**Aim of the exercise**
Write the data out again exactly, with no pictures.

**Supplied data**
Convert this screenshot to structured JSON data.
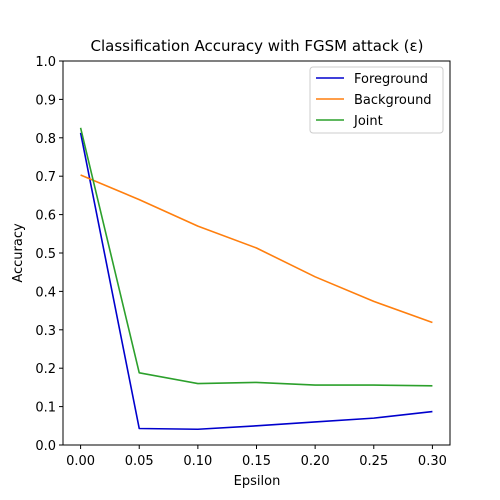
{
  "chart_data": {
    "type": "line",
    "title": "Classification Accuracy with FGSM attack (ε)",
    "xlabel": "Epsilon",
    "ylabel": "Accuracy",
    "x": [
      0.0,
      0.05,
      0.1,
      0.15,
      0.2,
      0.25,
      0.3
    ],
    "xlim": [
      -0.015,
      0.315
    ],
    "ylim": [
      0.0,
      1.0
    ],
    "x_ticks": [
      "0.00",
      "0.05",
      "0.10",
      "0.15",
      "0.20",
      "0.25",
      "0.30"
    ],
    "x_tick_values": [
      0.0,
      0.05,
      0.1,
      0.15,
      0.2,
      0.25,
      0.3
    ],
    "y_ticks": [
      "0.0",
      "0.1",
      "0.2",
      "0.3",
      "0.4",
      "0.5",
      "0.6",
      "0.7",
      "0.8",
      "0.9",
      "1.0"
    ],
    "y_tick_values": [
      0.0,
      0.1,
      0.2,
      0.3,
      0.4,
      0.5,
      0.6,
      0.7,
      0.8,
      0.9,
      1.0
    ],
    "grid": false,
    "legend_position": "top-right",
    "series": [
      {
        "name": "Foreground",
        "color": "#0000cd",
        "values": [
          0.813,
          0.043,
          0.041,
          0.05,
          0.06,
          0.07,
          0.087
        ]
      },
      {
        "name": "Background",
        "color": "#ff7f0e",
        "values": [
          0.703,
          0.639,
          0.57,
          0.513,
          0.438,
          0.374,
          0.319
        ]
      },
      {
        "name": "Joint",
        "color": "#2ca02c",
        "values": [
          0.826,
          0.188,
          0.16,
          0.163,
          0.156,
          0.156,
          0.154
        ]
      }
    ]
  }
}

**Complete response**
Convert this screenshot to structured JSON data.
{
  "chart_data": {
    "type": "line",
    "title": "Classification Accuracy with FGSM attack (ε)",
    "xlabel": "Epsilon",
    "ylabel": "Accuracy",
    "x": [
      0.0,
      0.05,
      0.1,
      0.15,
      0.2,
      0.25,
      0.3
    ],
    "xlim": [
      -0.015,
      0.315
    ],
    "ylim": [
      0.0,
      1.0
    ],
    "x_ticks": [
      "0.00",
      "0.05",
      "0.10",
      "0.15",
      "0.20",
      "0.25",
      "0.30"
    ],
    "x_tick_values": [
      0.0,
      0.05,
      0.1,
      0.15,
      0.2,
      0.25,
      0.3
    ],
    "y_ticks": [
      "0.0",
      "0.1",
      "0.2",
      "0.3",
      "0.4",
      "0.5",
      "0.6",
      "0.7",
      "0.8",
      "0.9",
      "1.0"
    ],
    "y_tick_values": [
      0.0,
      0.1,
      0.2,
      0.3,
      0.4,
      0.5,
      0.6,
      0.7,
      0.8,
      0.9,
      1.0
    ],
    "grid": false,
    "legend_position": "top-right",
    "series": [
      {
        "name": "Foreground",
        "color": "#0000cd",
        "values": [
          0.813,
          0.043,
          0.041,
          0.05,
          0.06,
          0.07,
          0.087
        ]
      },
      {
        "name": "Background",
        "color": "#ff7f0e",
        "values": [
          0.703,
          0.639,
          0.57,
          0.513,
          0.438,
          0.374,
          0.319
        ]
      },
      {
        "name": "Joint",
        "color": "#2ca02c",
        "values": [
          0.826,
          0.188,
          0.16,
          0.163,
          0.156,
          0.156,
          0.154
        ]
      }
    ]
  }
}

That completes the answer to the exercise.